▶ [WHAT IS BEING ASKED]
Reproduce each record below exactly as written.

▶ [RECORDS FOR THIS TASK]

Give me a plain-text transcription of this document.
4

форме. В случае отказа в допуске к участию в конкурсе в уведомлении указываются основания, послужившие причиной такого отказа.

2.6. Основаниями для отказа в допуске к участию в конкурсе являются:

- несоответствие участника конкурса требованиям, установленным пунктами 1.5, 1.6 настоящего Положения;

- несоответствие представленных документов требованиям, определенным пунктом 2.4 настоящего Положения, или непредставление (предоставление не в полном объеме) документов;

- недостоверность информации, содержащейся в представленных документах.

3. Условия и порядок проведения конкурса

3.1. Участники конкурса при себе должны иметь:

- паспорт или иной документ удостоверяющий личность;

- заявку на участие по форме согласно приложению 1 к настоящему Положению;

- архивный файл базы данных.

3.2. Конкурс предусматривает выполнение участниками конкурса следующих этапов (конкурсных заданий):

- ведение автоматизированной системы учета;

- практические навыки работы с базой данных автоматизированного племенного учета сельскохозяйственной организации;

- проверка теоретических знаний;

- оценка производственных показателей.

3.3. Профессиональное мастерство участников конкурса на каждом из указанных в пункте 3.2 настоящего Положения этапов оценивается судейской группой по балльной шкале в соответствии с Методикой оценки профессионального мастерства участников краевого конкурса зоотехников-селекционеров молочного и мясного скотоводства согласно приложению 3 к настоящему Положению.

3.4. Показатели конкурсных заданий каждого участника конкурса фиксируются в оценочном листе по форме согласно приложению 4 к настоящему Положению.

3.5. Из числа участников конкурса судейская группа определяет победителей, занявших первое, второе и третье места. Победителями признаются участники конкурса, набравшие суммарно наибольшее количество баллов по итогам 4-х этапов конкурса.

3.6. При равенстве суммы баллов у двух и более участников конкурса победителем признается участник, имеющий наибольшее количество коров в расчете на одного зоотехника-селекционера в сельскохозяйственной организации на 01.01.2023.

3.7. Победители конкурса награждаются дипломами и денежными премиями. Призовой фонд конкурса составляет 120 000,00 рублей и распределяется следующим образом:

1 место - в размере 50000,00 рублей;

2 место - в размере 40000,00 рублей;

▶ [SOLUTION FOR THIS TASK]
Give me a plain-text transcription of this document.
4

форме. В случае отказа в допуске к участию в конкурсе в уведомлении указываются основания, послужившие причиной такого отказа.

2.6. Основаниями для отказа в допуске к участию в конкурсе являются:

- несоответствие участника конкурса требованиям, установленным пунктами 1.5, 1.6 настоящего Положения;

- несоответствие представленных документов требованиям, определенным пунктом 2.4 настоящего Положения, или непредставление (предоставление не в полном объеме) документов;

- недостоверность информации, содержащейся в представленных документах.

3. Условия и порядок проведения конкурса

3.1. Участники конкурса при себе должны иметь:

- паспорт или иной документ удостоверяющий личность;

- заявку на участие по форме согласно приложению 1 к настоящему Положению;

- архивный файл базы данных.

3.2. Конкурс предусматривает выполнение участниками конкурса следующих этапов (конкурсных заданий):

- ведение автоматизированной системы учета;

- практические навыки работы с базой данных автоматизированного племенного учета сельскохозяйственной организации;

- проверка теоретических знаний;

- оценка производственных показателей.

3.3. Профессиональное мастерство участников конкурса на каждом из указанных в пункте 3.2 настоящего Положения этапов оценивается судейской группой по балльной шкале в соответствии с Методикой оценки профессионального мастерства участников краевого конкурса зоотехников-селекционеров молочного и мясного скотоводства согласно приложению 3 к настоящему Положению.

3.4. Показатели конкурсных заданий каждого участника конкурса фиксируются в оценочном листе по форме согласно приложению 4 к настоящему Положению.

3.5. Из числа участников конкурса судейская группа определяет победителей, занявших первое, второе и третье места. Победителями признаются участники конкурса, набравшие суммарно наибольшее количество баллов по итогам 4-х этапов конкурса.

3.6. При равенстве суммы баллов у двух и более участников конкурса победителем признается участник, имеющий наибольшее количество коров в расчете на одного зоотехника-селекционера в сельскохозяйственной организации на 01.01.2023.

3.7. Победители конкурса награждаются дипломами и денежными премиями. Призовой фонд конкурса составляет 120 000,00 рублей и распределяется следующим образом:

1 место - в размере 50000,00 рублей;

2 место - в размере 40000,00 рублей;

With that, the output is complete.